WHAT IS BEING ASKED:
Read through the records below and copy each line that uses the word "hours".

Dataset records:

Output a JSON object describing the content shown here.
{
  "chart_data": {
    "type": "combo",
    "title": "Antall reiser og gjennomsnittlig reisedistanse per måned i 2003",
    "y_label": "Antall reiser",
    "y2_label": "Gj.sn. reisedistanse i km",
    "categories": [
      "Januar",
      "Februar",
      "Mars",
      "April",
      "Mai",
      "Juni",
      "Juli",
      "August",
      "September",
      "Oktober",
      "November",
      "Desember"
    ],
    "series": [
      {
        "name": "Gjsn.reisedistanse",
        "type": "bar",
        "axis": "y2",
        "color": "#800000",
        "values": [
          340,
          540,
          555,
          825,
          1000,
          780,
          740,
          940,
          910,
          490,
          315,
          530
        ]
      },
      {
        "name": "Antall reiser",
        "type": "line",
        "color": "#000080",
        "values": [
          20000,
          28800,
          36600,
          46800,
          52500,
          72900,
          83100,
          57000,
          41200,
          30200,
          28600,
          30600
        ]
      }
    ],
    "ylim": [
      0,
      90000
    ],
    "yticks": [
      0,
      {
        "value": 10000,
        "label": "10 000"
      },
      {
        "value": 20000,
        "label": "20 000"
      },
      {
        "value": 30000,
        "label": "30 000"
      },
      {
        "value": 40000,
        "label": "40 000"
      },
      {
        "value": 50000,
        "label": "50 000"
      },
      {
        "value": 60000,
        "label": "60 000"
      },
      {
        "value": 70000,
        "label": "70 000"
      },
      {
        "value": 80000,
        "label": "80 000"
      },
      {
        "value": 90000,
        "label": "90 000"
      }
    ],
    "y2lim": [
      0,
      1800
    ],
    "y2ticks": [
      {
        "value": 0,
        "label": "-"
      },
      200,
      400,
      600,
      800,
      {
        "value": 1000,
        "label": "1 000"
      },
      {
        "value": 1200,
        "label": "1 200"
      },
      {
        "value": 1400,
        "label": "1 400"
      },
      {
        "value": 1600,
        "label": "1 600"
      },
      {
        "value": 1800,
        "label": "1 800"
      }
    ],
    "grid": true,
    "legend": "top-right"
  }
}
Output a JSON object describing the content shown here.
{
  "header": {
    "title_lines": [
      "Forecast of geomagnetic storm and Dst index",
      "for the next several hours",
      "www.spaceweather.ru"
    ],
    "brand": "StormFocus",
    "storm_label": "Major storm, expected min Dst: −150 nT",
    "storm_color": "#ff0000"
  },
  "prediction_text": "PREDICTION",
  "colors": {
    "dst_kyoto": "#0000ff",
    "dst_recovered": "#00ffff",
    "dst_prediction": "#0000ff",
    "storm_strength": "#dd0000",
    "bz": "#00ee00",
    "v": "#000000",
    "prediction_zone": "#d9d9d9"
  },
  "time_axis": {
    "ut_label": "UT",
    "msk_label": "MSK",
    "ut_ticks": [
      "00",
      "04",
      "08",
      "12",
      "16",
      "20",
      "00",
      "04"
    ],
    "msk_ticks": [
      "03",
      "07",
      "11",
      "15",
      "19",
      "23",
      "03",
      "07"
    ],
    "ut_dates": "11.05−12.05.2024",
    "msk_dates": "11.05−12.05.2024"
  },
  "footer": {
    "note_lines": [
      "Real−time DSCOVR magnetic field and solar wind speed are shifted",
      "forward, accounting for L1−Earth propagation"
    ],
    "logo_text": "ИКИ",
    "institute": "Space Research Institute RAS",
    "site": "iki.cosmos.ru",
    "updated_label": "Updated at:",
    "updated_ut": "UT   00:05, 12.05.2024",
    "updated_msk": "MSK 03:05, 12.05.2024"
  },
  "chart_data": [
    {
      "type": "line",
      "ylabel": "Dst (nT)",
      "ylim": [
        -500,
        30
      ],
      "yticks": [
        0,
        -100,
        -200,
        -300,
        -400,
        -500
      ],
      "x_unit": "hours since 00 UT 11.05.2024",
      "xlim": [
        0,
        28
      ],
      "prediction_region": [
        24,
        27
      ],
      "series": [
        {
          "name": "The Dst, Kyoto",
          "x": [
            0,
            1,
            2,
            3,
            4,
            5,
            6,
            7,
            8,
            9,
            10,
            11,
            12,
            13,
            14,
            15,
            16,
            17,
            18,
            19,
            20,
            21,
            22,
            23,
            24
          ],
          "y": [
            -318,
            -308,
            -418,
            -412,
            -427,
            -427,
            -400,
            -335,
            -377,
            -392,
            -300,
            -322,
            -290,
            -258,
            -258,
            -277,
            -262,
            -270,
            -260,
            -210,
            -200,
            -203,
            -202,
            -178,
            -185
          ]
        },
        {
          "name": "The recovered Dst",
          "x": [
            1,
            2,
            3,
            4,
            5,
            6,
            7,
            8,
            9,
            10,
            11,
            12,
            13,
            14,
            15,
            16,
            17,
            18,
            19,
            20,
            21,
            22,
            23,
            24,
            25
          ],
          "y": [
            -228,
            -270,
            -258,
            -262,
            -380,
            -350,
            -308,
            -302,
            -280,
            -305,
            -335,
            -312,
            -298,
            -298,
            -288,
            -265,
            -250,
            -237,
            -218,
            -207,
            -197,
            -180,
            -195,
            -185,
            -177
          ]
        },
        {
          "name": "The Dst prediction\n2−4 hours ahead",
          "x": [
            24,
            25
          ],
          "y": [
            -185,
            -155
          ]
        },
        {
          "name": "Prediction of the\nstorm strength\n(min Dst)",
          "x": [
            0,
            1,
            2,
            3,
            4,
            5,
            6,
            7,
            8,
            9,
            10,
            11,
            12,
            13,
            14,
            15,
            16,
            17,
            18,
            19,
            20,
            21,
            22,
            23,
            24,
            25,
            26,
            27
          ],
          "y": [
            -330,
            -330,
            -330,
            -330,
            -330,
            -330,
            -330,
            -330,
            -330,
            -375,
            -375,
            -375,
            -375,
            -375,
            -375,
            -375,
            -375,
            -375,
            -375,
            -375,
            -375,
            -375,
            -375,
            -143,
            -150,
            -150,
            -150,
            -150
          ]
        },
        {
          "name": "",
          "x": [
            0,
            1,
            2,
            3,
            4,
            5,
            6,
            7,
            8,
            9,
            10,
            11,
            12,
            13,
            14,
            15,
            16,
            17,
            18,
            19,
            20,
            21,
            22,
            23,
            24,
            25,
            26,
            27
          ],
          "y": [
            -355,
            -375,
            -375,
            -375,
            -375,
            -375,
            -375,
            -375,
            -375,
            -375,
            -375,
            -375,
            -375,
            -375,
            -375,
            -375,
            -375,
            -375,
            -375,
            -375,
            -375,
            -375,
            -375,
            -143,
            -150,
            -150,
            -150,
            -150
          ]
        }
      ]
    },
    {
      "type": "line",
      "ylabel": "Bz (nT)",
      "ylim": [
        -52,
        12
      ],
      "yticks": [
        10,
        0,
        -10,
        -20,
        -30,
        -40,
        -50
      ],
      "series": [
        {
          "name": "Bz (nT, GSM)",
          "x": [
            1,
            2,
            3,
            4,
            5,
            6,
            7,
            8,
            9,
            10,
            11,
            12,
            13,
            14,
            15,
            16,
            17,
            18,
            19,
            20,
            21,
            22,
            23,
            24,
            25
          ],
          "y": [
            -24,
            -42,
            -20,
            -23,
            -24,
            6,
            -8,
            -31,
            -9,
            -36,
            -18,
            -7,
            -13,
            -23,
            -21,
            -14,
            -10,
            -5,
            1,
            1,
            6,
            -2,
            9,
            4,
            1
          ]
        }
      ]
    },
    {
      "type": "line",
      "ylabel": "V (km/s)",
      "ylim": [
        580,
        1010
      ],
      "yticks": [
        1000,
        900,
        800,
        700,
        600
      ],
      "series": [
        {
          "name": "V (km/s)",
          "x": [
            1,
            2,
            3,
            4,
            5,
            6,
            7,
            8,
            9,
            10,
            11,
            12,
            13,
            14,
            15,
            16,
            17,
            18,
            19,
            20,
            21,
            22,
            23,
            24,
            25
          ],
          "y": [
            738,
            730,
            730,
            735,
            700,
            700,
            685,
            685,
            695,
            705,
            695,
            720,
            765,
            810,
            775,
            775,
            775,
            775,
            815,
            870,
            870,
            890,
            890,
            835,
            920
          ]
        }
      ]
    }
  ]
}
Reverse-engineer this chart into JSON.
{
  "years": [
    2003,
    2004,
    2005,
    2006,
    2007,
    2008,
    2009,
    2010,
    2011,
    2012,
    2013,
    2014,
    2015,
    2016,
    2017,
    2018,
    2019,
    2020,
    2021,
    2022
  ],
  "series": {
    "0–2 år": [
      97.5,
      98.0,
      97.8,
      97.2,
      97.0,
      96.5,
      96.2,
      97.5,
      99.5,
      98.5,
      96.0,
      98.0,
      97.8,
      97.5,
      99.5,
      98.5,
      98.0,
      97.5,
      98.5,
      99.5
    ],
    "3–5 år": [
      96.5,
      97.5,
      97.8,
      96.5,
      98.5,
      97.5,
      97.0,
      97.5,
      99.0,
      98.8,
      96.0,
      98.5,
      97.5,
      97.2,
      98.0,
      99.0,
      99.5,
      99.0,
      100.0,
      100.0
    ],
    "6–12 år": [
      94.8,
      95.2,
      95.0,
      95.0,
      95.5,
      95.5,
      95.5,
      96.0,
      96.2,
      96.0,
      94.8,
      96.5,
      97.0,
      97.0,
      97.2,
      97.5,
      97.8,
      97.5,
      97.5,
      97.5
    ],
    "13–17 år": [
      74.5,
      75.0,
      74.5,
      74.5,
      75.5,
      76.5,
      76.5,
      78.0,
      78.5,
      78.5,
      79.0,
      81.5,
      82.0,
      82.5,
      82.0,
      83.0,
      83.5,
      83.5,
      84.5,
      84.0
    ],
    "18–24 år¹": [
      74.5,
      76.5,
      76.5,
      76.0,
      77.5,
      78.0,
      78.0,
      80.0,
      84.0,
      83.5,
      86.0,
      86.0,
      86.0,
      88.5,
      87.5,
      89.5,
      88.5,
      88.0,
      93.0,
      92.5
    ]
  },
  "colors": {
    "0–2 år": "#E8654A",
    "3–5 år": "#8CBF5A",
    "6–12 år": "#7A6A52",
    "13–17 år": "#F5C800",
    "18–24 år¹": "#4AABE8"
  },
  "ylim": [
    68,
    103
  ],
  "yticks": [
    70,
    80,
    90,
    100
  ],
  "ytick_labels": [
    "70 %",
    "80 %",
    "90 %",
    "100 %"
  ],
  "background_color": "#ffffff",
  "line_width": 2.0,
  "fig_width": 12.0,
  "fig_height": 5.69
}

EXERCISE RESULT:
      "for the next several hours",
      "x_unit": "hours since 00 UT 11.05.2024",
          "name": "The Dst prediction\n2−4 hours ahead",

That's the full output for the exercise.